2014-02-18 Thread Matthieu Brucher
Hi,

The main issue with PRNG and MT is that you don't know how to
initialize all MT generators properly. A hash-based PRNG is much more
efficient in that regard (see Random123 for a more detailed
explanation).
>From what I heard, if MT is indeed chosen for RNG in numerical world,
in parallel world, it is not as obvious because of this pitfall.

Cheers,

Matthieu

2014-02-18 15:50 GMT+00:00 Sturla Molden :
> AFAIK, CMRG (MRG31k3p) is more equidistributed than Mersenne Twister, but
> the period is much shorter. However, MT is getting acceptance as the PRNG
> of choice for numerical work. And when we are doing stochastic simulations
> in Python, the speed of the PRNG is unlikely to be the bottleneck.

Exercise directions: Copy the part of the message about random number generators that opens with the words containing "2014-02-18 Thread Matthieu" and closes with "of this pitfall.". The lines after this are separate material and are unrelated to the message about random number generators.

Recorded information:

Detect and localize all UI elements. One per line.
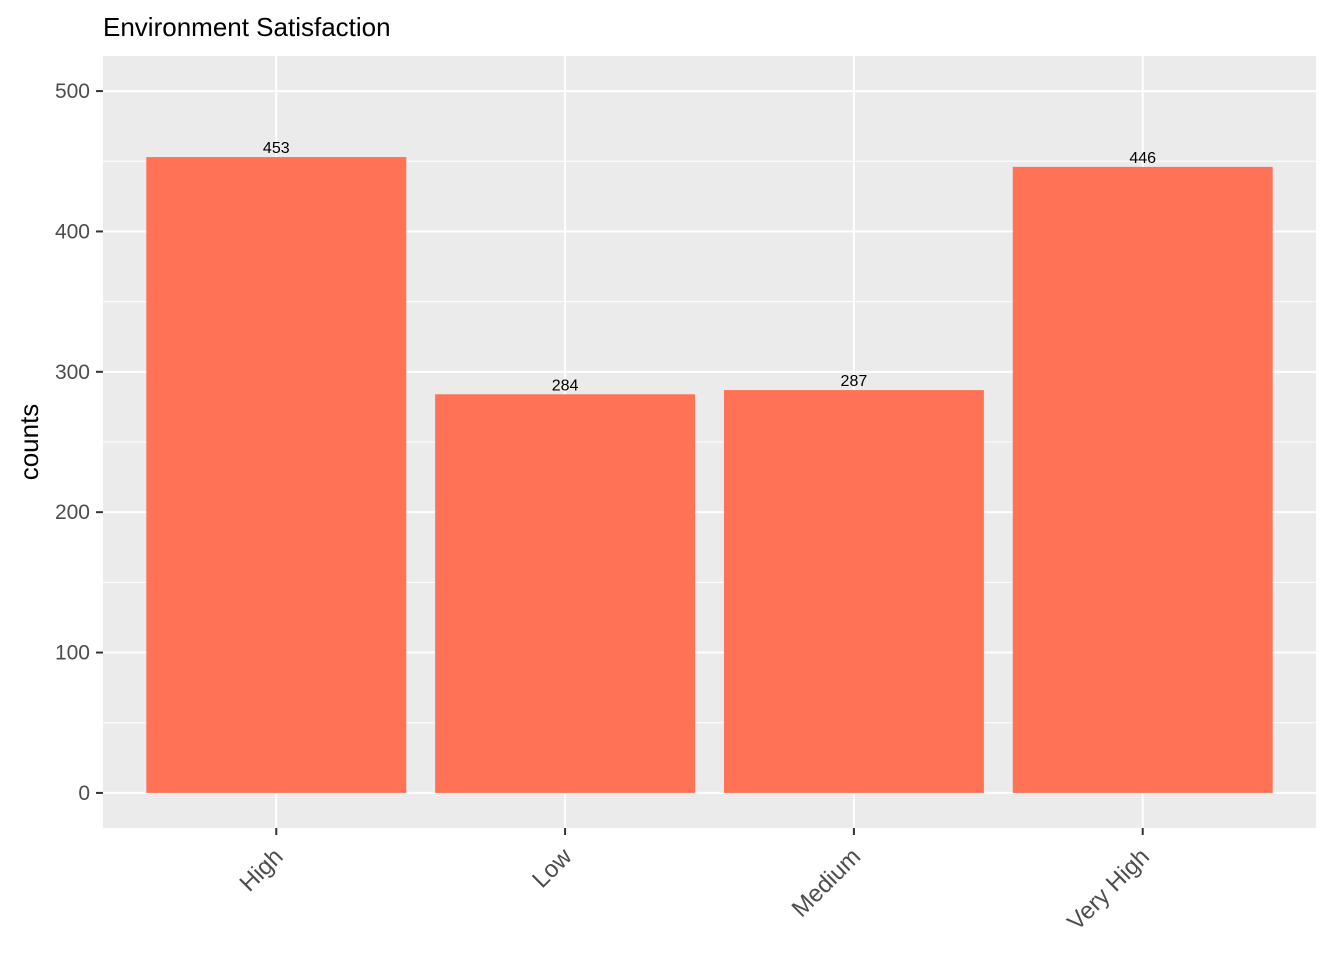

Response below:
2014-02-18 Thread Matthieu Brucher
Hi,

The main issue with PRNG and MT is that you don't know how to
initialize all MT generators properly. A hash-based PRNG is much more
efficient in that regard (see Random123 for a more detailed
explanation).
>From what I heard, if MT is indeed chosen for RNG in numerical world,
in parallel world, it is not as obvious because of this pitfall.